◆ Exercise goal ◆
For each line that holds "type", copy the line out.

= = = = = = =

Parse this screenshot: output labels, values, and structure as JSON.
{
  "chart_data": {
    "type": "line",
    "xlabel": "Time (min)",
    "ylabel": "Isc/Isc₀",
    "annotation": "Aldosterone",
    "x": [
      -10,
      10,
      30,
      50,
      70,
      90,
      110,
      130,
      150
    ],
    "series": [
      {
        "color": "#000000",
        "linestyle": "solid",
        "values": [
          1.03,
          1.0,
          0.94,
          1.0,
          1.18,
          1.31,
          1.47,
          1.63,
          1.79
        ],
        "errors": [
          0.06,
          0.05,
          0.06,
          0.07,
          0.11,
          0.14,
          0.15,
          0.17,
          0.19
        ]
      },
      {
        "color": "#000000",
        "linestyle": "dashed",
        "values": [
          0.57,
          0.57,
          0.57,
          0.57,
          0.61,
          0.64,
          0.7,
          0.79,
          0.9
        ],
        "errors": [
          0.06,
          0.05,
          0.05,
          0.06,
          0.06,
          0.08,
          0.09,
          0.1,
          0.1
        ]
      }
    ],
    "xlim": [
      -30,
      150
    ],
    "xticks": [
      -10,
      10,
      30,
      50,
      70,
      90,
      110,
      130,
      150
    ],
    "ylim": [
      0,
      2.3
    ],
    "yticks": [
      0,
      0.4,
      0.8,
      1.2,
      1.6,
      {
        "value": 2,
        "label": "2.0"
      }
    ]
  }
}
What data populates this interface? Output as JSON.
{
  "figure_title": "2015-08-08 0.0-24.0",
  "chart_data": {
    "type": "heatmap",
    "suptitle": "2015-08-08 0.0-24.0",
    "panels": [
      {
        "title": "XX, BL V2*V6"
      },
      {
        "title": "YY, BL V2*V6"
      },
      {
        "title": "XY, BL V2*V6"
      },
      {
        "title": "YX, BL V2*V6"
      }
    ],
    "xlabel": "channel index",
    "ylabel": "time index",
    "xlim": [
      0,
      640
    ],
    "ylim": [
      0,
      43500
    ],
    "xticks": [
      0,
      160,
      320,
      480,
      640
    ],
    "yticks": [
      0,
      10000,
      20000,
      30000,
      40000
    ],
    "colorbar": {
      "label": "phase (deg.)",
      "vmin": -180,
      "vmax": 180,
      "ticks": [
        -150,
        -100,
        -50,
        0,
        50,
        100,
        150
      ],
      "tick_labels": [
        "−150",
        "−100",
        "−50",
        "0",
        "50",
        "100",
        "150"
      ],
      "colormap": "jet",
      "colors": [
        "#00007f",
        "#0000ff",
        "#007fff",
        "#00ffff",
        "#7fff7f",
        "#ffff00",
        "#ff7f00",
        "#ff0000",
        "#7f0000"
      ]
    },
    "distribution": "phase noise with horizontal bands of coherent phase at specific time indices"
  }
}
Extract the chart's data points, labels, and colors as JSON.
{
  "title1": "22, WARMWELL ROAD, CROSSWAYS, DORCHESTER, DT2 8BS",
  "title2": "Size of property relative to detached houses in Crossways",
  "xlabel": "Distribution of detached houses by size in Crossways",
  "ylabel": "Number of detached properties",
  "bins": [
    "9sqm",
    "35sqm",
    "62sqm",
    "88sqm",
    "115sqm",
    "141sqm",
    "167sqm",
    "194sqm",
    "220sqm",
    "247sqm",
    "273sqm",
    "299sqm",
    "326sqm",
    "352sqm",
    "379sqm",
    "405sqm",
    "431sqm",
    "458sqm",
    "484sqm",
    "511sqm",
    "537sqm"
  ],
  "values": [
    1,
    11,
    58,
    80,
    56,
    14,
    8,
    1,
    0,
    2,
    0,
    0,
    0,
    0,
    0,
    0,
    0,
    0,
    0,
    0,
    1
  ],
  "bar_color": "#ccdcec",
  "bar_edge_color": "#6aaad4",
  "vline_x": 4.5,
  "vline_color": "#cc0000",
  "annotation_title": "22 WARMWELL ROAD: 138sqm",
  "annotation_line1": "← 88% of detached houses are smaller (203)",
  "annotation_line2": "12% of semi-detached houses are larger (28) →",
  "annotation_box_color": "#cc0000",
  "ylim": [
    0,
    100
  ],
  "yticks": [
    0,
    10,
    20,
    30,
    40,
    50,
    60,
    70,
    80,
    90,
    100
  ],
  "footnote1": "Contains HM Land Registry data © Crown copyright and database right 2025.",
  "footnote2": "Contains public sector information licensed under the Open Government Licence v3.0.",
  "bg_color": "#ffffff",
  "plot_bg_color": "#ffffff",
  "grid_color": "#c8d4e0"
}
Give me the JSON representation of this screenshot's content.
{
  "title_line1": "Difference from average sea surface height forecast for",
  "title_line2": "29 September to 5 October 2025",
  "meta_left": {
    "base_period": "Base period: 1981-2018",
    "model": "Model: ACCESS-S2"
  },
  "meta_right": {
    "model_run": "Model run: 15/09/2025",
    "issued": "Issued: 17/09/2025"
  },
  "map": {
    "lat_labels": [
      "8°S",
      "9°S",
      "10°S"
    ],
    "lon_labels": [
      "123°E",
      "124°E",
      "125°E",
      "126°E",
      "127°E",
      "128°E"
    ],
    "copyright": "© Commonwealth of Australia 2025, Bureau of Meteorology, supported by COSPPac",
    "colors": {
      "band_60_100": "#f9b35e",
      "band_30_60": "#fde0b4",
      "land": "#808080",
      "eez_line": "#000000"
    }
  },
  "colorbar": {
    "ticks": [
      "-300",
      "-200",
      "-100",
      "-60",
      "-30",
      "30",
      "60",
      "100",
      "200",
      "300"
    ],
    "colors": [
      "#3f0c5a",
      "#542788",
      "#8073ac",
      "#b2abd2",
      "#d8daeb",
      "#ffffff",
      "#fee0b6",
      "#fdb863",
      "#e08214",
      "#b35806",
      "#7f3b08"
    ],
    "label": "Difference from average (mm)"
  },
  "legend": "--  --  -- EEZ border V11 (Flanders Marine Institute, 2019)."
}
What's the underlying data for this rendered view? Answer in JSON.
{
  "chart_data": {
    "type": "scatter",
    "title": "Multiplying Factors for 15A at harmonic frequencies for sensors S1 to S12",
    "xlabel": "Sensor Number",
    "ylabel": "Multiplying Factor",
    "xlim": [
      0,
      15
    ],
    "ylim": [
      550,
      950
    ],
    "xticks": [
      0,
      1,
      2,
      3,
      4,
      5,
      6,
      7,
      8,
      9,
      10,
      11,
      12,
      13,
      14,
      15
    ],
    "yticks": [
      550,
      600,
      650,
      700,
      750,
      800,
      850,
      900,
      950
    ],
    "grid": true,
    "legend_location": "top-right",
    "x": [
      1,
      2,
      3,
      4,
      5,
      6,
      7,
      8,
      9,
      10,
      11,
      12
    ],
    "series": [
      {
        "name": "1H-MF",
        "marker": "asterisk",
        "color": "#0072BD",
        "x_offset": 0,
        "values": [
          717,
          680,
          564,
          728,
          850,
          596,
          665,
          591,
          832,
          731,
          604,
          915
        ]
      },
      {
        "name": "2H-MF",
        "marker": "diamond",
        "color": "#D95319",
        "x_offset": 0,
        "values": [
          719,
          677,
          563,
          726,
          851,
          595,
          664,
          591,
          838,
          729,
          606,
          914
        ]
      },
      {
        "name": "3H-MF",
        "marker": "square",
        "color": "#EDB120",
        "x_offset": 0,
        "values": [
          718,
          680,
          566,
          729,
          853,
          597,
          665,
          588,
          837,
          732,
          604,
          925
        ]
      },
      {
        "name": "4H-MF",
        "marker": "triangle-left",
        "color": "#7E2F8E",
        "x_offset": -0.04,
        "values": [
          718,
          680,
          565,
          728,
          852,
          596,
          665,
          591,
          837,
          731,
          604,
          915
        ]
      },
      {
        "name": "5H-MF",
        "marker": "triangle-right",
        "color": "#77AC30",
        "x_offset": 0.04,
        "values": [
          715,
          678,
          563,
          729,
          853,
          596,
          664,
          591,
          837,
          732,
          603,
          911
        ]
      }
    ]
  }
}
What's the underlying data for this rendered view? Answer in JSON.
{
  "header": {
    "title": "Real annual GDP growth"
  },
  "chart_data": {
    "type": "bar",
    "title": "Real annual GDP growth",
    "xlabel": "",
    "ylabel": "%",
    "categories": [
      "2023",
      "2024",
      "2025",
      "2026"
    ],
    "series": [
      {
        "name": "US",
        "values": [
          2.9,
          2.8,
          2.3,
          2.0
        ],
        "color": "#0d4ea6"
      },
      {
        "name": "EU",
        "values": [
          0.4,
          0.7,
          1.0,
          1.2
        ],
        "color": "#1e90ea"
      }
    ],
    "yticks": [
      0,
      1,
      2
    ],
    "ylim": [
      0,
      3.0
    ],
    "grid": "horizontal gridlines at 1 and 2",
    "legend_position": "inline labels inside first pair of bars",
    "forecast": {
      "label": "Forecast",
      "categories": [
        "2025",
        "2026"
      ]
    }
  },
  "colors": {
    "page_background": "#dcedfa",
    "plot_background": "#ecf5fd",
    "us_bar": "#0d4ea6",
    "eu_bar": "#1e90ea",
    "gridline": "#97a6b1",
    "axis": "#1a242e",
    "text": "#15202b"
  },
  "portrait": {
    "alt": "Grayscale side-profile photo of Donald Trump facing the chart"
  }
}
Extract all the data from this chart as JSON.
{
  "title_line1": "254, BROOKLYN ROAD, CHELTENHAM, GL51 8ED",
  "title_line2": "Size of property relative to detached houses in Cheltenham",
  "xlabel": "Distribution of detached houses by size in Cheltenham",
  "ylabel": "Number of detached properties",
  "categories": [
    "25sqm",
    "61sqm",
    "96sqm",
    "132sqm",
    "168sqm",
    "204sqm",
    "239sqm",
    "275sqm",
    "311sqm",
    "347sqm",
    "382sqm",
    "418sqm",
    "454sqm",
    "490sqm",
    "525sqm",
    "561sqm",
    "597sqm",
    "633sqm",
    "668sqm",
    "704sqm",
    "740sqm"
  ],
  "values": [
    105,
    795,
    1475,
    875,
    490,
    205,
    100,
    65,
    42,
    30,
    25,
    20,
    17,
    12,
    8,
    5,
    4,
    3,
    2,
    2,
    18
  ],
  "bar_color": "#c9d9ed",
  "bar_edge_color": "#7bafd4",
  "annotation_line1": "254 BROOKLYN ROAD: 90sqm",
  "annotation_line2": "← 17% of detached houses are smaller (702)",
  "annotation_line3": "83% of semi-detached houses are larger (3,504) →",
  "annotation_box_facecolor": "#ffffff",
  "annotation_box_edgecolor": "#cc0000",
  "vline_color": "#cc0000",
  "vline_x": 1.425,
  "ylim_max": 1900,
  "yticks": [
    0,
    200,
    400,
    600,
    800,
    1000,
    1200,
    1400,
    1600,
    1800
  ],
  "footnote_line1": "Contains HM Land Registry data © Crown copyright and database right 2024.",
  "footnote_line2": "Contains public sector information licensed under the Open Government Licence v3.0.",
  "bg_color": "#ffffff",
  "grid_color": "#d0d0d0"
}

= = = = = = =

◆ Reply to the exercise ◆
    "type": "line",
    "type": "heatmap",
    "type": "scatter",
    "type": "bar",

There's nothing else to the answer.